[WHAT NEEDS TO BE DONE]
In the passage below about a pastor's change of heart, why did the church member's relatives at the Lake Jackson congregation feel betrayed? Answer in one to three sentences.

I missed the story altogether.  I stay pretty busy this time of year, and I long ago quit watching the local TV news.  I just can’t stand the vacuous chatter that suffices for news coverage.  Apparently the local newspaper, the Tallahassee Democrat, didn’t think the story newsworthy.   So I missed it.

My first knowledge of Ms. Macbain’s change of heart came on my way into worship on “Low Sunday.”  A church member was very upset because several members of her family are members of the Lake Jackson congregation.  She said they felt betrayed – not so much that their pastor would go through a dark night of the soul, but that she would make her announcement not to her flock, but to a meeting of the American Atheist Conference.

You can see their point.  It would be hard to see your pastor in the pulpit one Sunday and on YouTube the next Sunday telling her audience how wrong she had been to believe all that stuff about God.

[DATA PROVIDED]

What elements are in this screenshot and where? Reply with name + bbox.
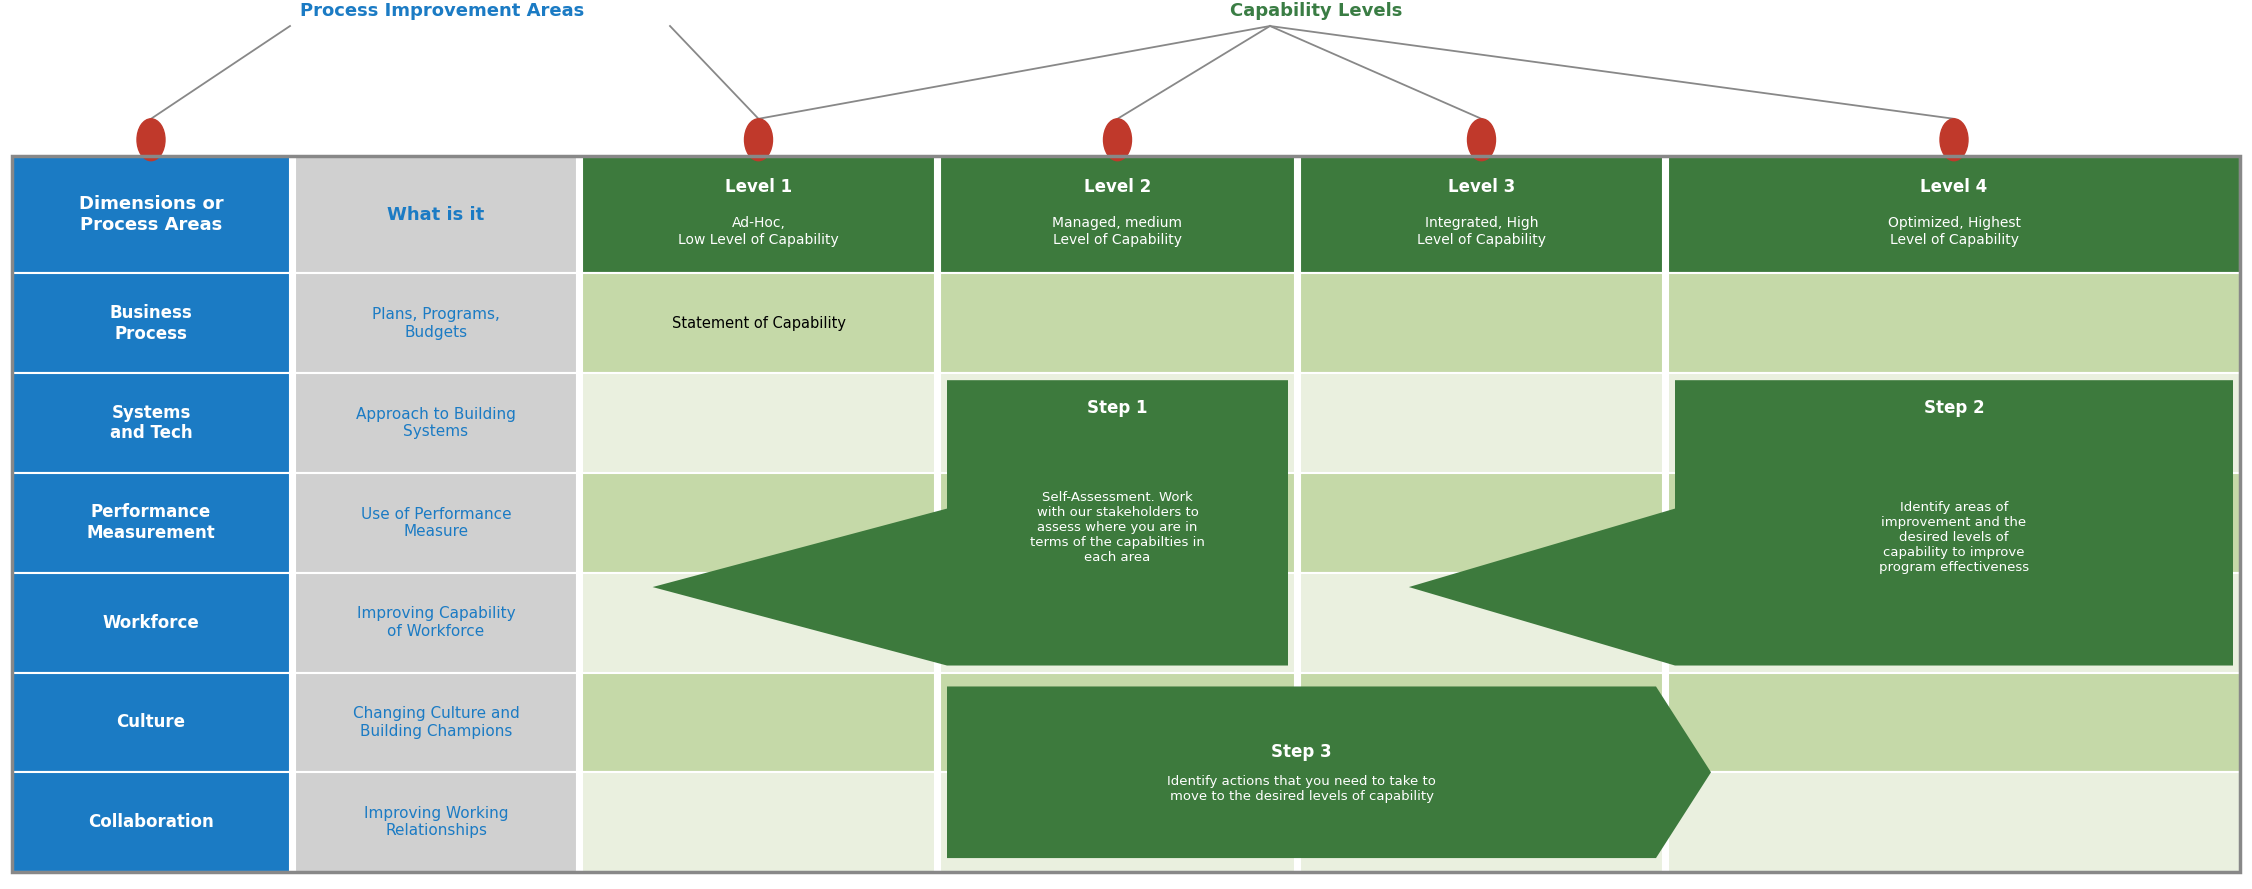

[ANSWER TO THIS PROBLEM]
They felt betrayed less because their pastor went through a dark night of the soul than because she made her announcement to a meeting of the American Atheist Conference instead of to her own flock.